**Stated exercise**. Go through the material below and report how many lines contain "this". Give only the number.

>> start Exercise inputs

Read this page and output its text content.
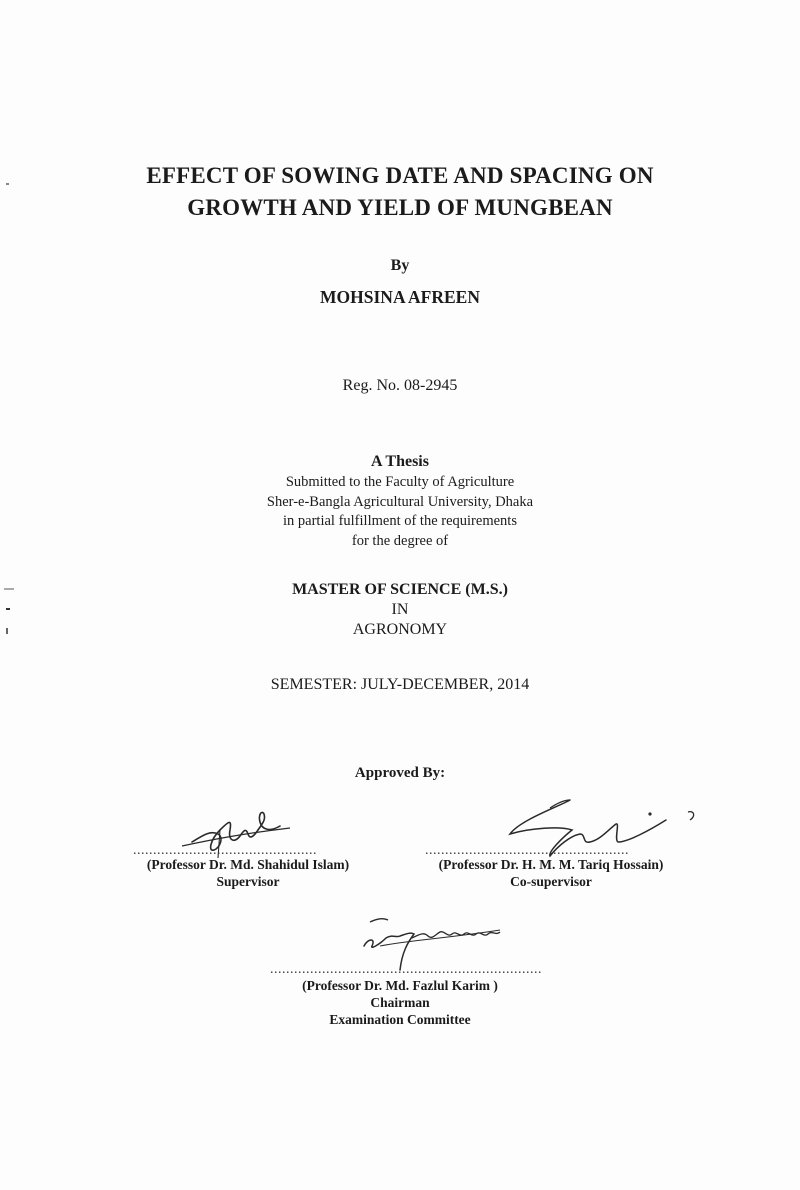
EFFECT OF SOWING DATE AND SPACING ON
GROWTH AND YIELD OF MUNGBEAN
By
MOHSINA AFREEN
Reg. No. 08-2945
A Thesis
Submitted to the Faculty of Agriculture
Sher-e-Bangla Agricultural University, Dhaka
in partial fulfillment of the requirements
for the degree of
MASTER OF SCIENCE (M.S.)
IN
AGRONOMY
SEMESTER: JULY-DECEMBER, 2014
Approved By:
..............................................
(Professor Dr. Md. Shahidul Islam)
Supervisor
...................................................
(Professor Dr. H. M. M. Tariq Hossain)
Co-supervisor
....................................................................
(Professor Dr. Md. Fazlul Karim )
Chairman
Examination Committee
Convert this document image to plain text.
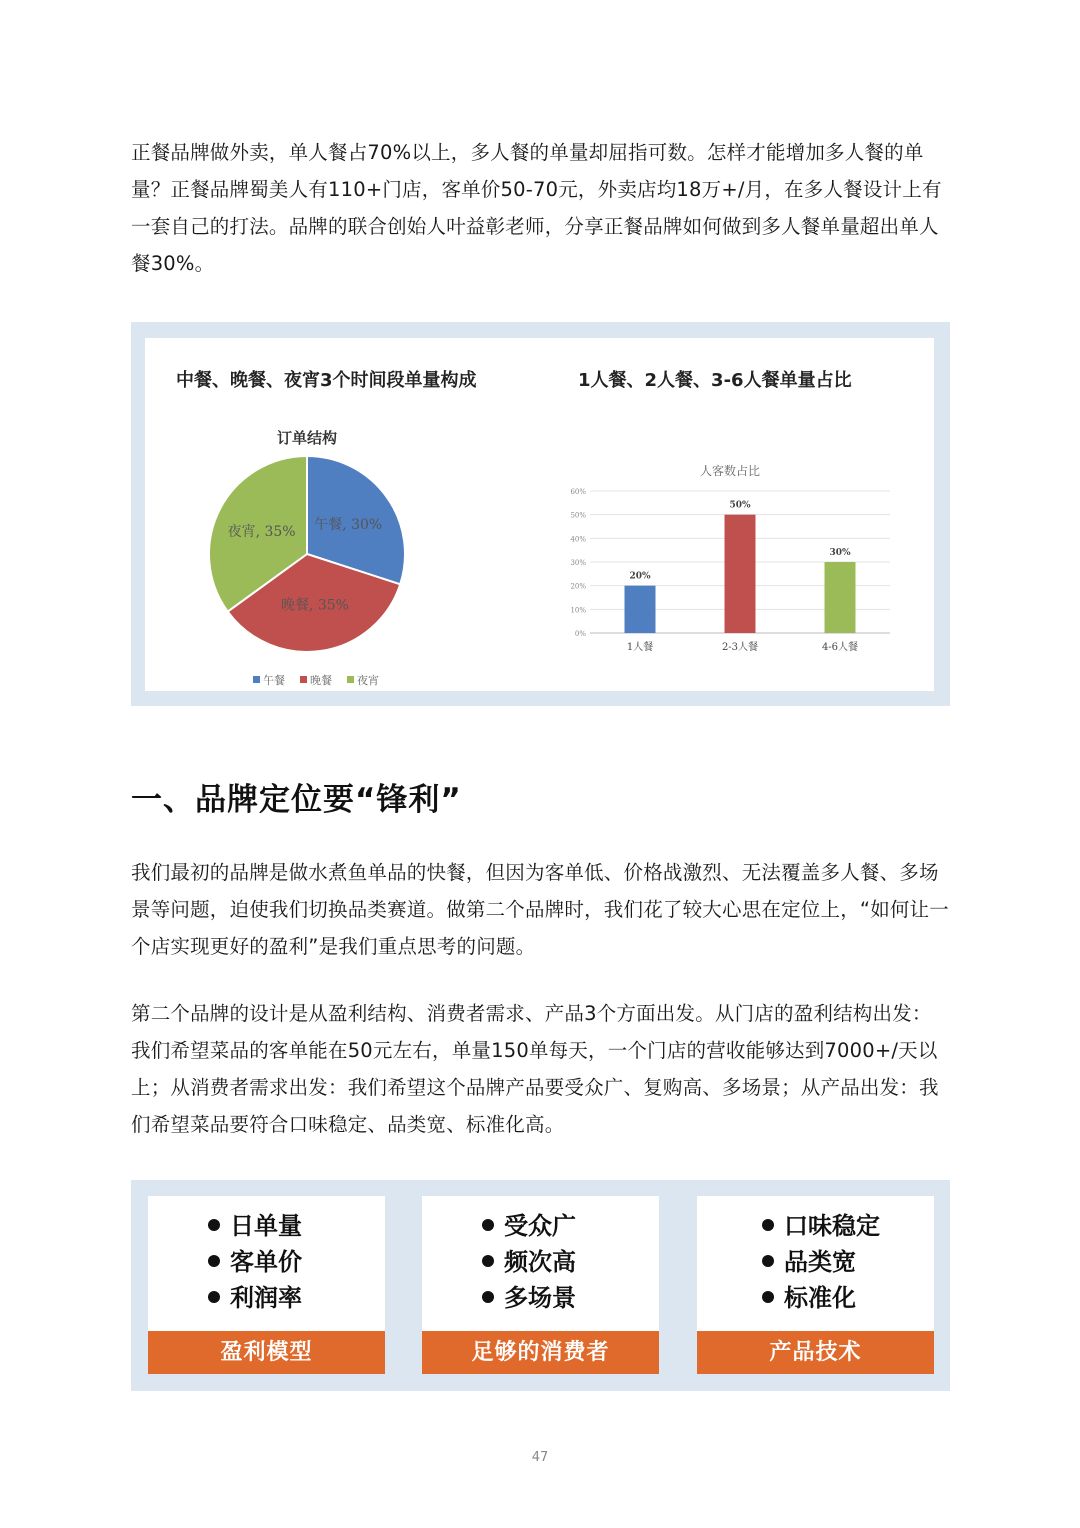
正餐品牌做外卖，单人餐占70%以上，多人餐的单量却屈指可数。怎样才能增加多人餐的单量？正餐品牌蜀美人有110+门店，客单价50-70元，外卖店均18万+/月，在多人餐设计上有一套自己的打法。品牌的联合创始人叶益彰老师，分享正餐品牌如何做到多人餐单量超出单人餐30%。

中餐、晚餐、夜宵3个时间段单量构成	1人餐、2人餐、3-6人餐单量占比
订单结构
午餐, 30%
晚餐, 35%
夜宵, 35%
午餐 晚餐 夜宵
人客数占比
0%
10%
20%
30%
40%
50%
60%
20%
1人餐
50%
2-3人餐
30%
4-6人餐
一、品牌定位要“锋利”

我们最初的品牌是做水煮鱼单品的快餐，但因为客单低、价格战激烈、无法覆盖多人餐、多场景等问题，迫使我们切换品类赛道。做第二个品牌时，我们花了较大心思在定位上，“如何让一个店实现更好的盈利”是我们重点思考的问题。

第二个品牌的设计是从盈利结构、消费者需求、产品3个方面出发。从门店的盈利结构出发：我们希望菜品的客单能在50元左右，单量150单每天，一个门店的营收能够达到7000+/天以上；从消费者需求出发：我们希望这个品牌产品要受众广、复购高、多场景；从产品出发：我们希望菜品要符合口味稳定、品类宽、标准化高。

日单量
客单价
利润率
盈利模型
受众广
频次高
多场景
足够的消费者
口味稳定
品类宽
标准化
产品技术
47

>> end Exercise inputs

**Correct result**. 2